Stated task:
Below is a set of records; print all of them exactly as written.

Records shown:
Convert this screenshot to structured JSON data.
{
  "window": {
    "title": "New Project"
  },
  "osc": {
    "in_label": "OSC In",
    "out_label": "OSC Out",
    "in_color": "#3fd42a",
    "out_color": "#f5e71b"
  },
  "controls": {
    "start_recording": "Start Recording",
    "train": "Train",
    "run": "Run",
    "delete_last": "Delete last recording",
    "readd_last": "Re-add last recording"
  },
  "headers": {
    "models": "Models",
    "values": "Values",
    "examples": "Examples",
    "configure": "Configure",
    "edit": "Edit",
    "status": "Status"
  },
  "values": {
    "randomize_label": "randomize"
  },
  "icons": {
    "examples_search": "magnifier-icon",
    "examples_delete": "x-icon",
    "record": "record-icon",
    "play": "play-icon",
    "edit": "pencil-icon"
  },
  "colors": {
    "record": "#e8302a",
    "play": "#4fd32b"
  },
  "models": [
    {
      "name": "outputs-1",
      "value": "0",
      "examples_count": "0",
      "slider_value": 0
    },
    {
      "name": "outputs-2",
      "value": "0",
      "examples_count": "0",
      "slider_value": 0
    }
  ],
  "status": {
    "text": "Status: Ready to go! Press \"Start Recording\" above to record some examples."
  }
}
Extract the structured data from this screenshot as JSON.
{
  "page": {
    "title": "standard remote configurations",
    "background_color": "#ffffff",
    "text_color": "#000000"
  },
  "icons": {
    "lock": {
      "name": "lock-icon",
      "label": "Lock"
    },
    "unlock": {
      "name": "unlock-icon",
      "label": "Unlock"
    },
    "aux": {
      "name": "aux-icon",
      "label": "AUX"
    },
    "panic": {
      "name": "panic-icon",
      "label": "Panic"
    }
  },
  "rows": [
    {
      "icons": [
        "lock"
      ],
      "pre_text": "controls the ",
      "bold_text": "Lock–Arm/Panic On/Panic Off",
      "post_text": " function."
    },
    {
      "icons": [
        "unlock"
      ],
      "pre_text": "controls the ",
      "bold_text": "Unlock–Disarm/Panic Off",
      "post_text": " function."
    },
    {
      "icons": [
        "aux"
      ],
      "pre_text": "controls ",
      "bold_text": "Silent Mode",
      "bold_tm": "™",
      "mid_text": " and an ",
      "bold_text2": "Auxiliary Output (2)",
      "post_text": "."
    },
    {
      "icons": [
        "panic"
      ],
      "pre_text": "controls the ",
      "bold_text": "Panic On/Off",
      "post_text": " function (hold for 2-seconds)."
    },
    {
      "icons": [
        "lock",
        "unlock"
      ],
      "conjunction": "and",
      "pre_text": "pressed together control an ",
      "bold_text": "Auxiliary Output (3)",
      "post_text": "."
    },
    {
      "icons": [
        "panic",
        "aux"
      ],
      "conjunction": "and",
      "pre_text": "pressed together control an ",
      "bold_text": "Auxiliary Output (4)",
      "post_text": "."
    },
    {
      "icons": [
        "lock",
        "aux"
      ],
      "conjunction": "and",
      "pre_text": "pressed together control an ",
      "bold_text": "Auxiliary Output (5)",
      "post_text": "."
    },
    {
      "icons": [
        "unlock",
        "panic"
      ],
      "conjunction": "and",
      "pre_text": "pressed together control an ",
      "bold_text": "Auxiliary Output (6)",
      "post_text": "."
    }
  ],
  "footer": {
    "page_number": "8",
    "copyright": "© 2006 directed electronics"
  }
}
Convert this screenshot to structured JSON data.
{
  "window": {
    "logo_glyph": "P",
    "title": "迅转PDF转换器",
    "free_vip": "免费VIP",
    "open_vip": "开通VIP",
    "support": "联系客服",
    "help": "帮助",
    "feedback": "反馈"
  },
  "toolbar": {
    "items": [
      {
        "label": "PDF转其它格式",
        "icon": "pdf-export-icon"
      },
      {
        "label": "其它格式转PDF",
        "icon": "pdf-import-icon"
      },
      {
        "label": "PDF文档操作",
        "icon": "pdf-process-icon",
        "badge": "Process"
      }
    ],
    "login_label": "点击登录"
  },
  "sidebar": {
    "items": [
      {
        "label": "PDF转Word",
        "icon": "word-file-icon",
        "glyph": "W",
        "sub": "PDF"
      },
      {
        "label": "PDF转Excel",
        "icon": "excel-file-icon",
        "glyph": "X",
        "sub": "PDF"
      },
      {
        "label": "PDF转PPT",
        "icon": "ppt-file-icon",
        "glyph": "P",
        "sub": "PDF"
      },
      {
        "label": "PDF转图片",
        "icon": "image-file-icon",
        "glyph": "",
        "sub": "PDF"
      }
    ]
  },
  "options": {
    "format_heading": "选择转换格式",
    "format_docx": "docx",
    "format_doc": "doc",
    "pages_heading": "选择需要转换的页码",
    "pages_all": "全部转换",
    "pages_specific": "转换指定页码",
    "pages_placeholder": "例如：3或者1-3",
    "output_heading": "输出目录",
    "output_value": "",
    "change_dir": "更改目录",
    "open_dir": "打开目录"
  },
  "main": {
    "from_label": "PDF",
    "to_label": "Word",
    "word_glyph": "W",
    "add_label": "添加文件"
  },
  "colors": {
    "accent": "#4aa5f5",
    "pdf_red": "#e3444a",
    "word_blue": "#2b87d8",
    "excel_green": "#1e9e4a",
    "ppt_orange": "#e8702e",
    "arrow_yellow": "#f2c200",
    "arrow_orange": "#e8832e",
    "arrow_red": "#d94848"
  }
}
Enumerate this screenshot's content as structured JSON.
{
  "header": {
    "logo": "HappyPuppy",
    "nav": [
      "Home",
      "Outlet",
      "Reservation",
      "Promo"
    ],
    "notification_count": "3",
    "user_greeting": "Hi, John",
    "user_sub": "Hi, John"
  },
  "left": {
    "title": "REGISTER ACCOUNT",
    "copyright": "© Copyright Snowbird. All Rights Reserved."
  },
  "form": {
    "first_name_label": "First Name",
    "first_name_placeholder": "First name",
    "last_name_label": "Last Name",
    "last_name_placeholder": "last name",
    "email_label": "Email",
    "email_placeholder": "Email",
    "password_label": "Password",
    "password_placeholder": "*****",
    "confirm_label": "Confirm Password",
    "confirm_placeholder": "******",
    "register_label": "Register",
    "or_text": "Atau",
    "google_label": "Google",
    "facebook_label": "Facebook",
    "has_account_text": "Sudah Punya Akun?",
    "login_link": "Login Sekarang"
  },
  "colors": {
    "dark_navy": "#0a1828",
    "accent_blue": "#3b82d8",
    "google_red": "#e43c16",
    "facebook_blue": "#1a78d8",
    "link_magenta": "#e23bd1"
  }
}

Response for this exercise:
Convert this screenshot to structured JSON data.
{
  "window": {
    "title": "New Project"
  },
  "osc": {
    "in_label": "OSC In",
    "out_label": "OSC Out",
    "in_color": "#3fd42a",
    "out_color": "#f5e71b"
  },
  "controls": {
    "start_recording": "Start Recording",
    "train": "Train",
    "run": "Run",
    "delete_last": "Delete last recording",
    "readd_last": "Re-add last recording"
  },
  "headers": {
    "models": "Models",
    "values": "Values",
    "examples": "Examples",
    "configure": "Configure",
    "edit": "Edit",
    "status": "Status"
  },
  "values": {
    "randomize_label": "randomize"
  },
  "icons": {
    "examples_search": "magnifier-icon",
    "examples_delete": "x-icon",
    "record": "record-icon",
    "play": "play-icon",
    "edit": "pencil-icon"
  },
  "colors": {
    "record": "#e8302a",
    "play": "#4fd32b"
  },
  "models": [
    {
      "name": "outputs-1",
      "value": "0",
      "examples_count": "0",
      "slider_value": 0
    },
    {
      "name": "outputs-2",
      "value": "0",
      "examples_count": "0",
      "slider_value": 0
    }
  ],
  "status": {
    "text": "Status: Ready to go! Press \"Start Recording\" above to record some examples."
  }
}
Extract the structured data from this screenshot as JSON.
{
  "page": {
    "title": "standard remote configurations",
    "background_color": "#ffffff",
    "text_color": "#000000"
  },
  "icons": {
    "lock": {
      "name": "lock-icon",
      "label": "Lock"
    },
    "unlock": {
      "name": "unlock-icon",
      "label": "Unlock"
    },
    "aux": {
      "name": "aux-icon",
      "label": "AUX"
    },
    "panic": {
      "name": "panic-icon",
      "label": "Panic"
    }
  },
  "rows": [
    {
      "icons": [
        "lock"
      ],
      "pre_text": "controls the ",
      "bold_text": "Lock–Arm/Panic On/Panic Off",
      "post_text": " function."
    },
    {
      "icons": [
        "unlock"
      ],
      "pre_text": "controls the ",
      "bold_text": "Unlock–Disarm/Panic Off",
      "post_text": " function."
    },
    {
      "icons": [
        "aux"
      ],
      "pre_text": "controls ",
      "bold_text": "Silent Mode",
      "bold_tm": "™",
      "mid_text": " and an ",
      "bold_text2": "Auxiliary Output (2)",
      "post_text": "."
    },
    {
      "icons": [
        "panic"
      ],
      "pre_text": "controls the ",
      "bold_text": "Panic On/Off",
      "post_text": " function (hold for 2-seconds)."
    },
    {
      "icons": [
        "lock",
        "unlock"
      ],
      "conjunction": "and",
      "pre_text": "pressed together control an ",
      "bold_text": "Auxiliary Output (3)",
      "post_text": "."
    },
    {
      "icons": [
        "panic",
        "aux"
      ],
      "conjunction": "and",
      "pre_text": "pressed together control an ",
      "bold_text": "Auxiliary Output (4)",
      "post_text": "."
    },
    {
      "icons": [
        "lock",
        "aux"
      ],
      "conjunction": "and",
      "pre_text": "pressed together control an ",
      "bold_text": "Auxiliary Output (5)",
      "post_text": "."
    },
    {
      "icons": [
        "unlock",
        "panic"
      ],
      "conjunction": "and",
      "pre_text": "pressed together control an ",
      "bold_text": "Auxiliary Output (6)",
      "post_text": "."
    }
  ],
  "footer": {
    "page_number": "8",
    "copyright": "© 2006 directed electronics"
  }
}
Convert this screenshot to structured JSON data.
{
  "window": {
    "logo_glyph": "P",
    "title": "迅转PDF转换器",
    "free_vip": "免费VIP",
    "open_vip": "开通VIP",
    "support": "联系客服",
    "help": "帮助",
    "feedback": "反馈"
  },
  "toolbar": {
    "items": [
      {
        "label": "PDF转其它格式",
        "icon": "pdf-export-icon"
      },
      {
        "label": "其它格式转PDF",
        "icon": "pdf-import-icon"
      },
      {
        "label": "PDF文档操作",
        "icon": "pdf-process-icon",
        "badge": "Process"
      }
    ],
    "login_label": "点击登录"
  },
  "sidebar": {
    "items": [
      {
        "label": "PDF转Word",
        "icon": "word-file-icon",
        "glyph": "W",
        "sub": "PDF"
      },
      {
        "label": "PDF转Excel",
        "icon": "excel-file-icon",
        "glyph": "X",
        "sub": "PDF"
      },
      {
        "label": "PDF转PPT",
        "icon": "ppt-file-icon",
        "glyph": "P",
        "sub": "PDF"
      },
      {
        "label": "PDF转图片",
        "icon": "image-file-icon",
        "glyph": "",
        "sub": "PDF"
      }
    ]
  },
  "options": {
    "format_heading": "选择转换格式",
    "format_docx": "docx",
    "format_doc": "doc",
    "pages_heading": "选择需要转换的页码",
    "pages_all": "全部转换",
    "pages_specific": "转换指定页码",
    "pages_placeholder": "例如：3或者1-3",
    "output_heading": "输出目录",
    "output_value": "",
    "change_dir": "更改目录",
    "open_dir": "打开目录"
  },
  "main": {
    "from_label": "PDF",
    "to_label": "Word",
    "word_glyph": "W",
    "add_label": "添加文件"
  },
  "colors": {
    "accent": "#4aa5f5",
    "pdf_red": "#e3444a",
    "word_blue": "#2b87d8",
    "excel_green": "#1e9e4a",
    "ppt_orange": "#e8702e",
    "arrow_yellow": "#f2c200",
    "arrow_orange": "#e8832e",
    "arrow_red": "#d94848"
  }
}
Enumerate this screenshot's content as structured JSON.
{
  "header": {
    "logo": "HappyPuppy",
    "nav": [
      "Home",
      "Outlet",
      "Reservation",
      "Promo"
    ],
    "notification_count": "3",
    "user_greeting": "Hi, John",
    "user_sub": "Hi, John"
  },
  "left": {
    "title": "REGISTER ACCOUNT",
    "copyright": "© Copyright Snowbird. All Rights Reserved."
  },
  "form": {
    "first_name_label": "First Name",
    "first_name_placeholder": "First name",
    "last_name_label": "Last Name",
    "last_name_placeholder": "last name",
    "email_label": "Email",
    "email_placeholder": "Email",
    "password_label": "Password",
    "password_placeholder": "*****",
    "confirm_label": "Confirm Password",
    "confirm_placeholder": "******",
    "register_label": "Register",
    "or_text": "Atau",
    "google_label": "Google",
    "facebook_label": "Facebook",
    "has_account_text": "Sudah Punya Akun?",
    "login_link": "Login Sekarang"
  },
  "colors": {
    "dark_navy": "#0a1828",
    "accent_blue": "#3b82d8",
    "google_red": "#e43c16",
    "facebook_blue": "#1a78d8",
    "link_magenta": "#e23bd1"
  }
}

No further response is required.